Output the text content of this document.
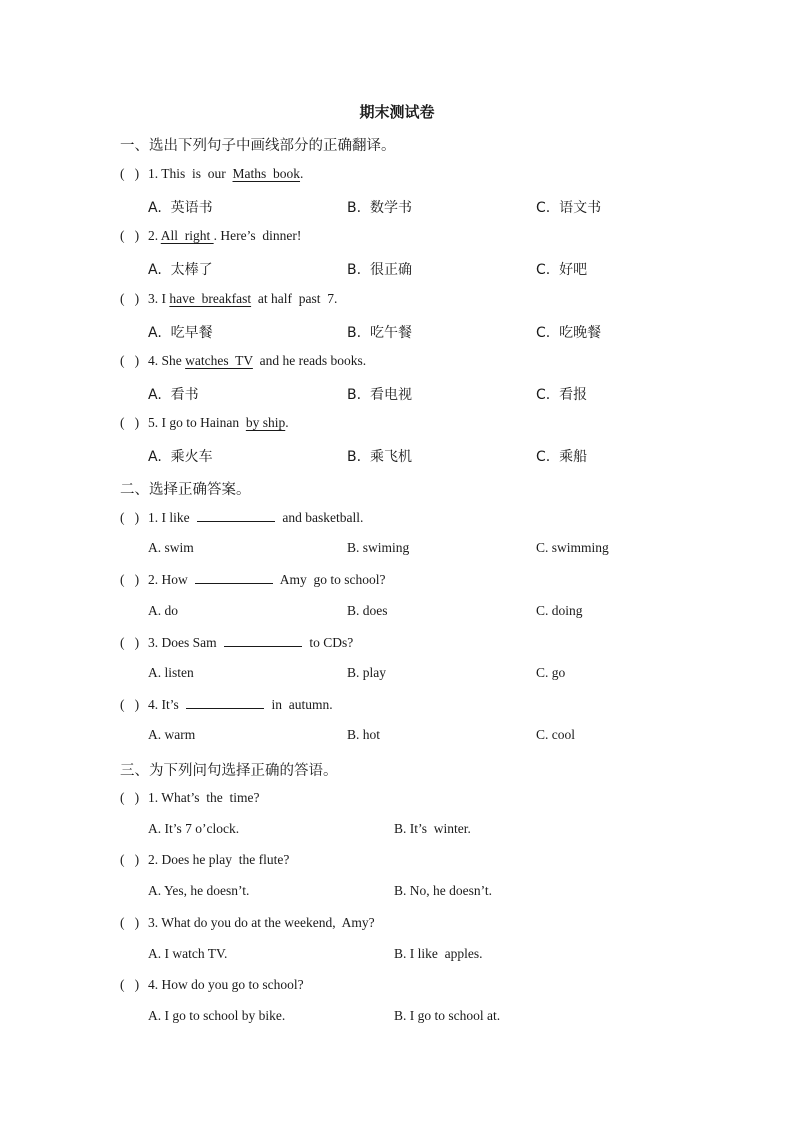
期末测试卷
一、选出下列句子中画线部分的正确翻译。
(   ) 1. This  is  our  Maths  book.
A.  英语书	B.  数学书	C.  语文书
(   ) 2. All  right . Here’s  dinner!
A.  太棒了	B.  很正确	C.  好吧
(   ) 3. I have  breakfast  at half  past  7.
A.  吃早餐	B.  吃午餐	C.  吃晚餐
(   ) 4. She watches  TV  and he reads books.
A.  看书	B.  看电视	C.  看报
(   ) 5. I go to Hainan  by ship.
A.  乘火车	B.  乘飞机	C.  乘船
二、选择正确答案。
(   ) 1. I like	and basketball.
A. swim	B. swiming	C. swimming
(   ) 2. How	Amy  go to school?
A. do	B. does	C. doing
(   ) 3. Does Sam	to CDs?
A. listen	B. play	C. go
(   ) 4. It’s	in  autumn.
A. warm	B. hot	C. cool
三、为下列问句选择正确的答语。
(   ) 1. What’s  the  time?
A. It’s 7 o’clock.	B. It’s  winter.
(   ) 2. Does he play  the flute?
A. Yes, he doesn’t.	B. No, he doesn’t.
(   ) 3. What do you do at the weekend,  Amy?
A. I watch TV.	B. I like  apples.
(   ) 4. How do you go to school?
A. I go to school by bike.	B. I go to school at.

...

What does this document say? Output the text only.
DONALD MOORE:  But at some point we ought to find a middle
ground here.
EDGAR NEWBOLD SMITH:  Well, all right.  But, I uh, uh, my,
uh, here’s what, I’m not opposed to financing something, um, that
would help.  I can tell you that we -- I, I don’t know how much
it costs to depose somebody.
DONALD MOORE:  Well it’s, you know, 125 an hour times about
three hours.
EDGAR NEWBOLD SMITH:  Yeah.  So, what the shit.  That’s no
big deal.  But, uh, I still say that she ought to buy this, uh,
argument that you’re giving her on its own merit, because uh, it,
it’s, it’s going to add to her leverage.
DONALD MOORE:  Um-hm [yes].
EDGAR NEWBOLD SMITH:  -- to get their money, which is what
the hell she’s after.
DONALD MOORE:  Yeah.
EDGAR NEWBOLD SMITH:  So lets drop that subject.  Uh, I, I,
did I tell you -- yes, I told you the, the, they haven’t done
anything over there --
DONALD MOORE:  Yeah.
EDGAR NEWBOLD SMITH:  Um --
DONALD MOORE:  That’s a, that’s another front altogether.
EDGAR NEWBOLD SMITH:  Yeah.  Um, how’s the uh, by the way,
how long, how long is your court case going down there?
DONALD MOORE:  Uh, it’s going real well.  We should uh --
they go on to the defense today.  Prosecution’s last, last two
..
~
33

--

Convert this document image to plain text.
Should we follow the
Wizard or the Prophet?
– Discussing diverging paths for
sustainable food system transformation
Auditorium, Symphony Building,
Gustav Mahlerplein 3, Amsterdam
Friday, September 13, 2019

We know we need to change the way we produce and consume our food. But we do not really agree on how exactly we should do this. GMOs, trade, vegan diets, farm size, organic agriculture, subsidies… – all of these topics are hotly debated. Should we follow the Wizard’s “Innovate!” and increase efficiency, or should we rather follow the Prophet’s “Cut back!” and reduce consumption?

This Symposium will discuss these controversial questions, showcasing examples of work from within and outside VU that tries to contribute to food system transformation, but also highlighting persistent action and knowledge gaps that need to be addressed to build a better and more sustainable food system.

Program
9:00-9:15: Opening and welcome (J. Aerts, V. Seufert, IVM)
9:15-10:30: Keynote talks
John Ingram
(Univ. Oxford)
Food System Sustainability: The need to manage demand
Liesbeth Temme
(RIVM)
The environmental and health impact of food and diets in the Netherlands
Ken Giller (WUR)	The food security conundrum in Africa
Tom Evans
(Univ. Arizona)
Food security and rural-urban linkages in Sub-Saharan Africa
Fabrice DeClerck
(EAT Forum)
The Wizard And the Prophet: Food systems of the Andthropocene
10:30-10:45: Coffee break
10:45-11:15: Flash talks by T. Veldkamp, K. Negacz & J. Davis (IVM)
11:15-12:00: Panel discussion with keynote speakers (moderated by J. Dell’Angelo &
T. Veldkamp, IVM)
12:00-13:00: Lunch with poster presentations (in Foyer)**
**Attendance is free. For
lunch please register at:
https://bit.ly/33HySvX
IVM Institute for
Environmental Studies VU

Task to carry out - Search the listing for the word "like". Copy every line in which it occurs.

Exercise answer -
(   ) 1. I like	and basketball.
A. I watch TV.	B. I like  apples.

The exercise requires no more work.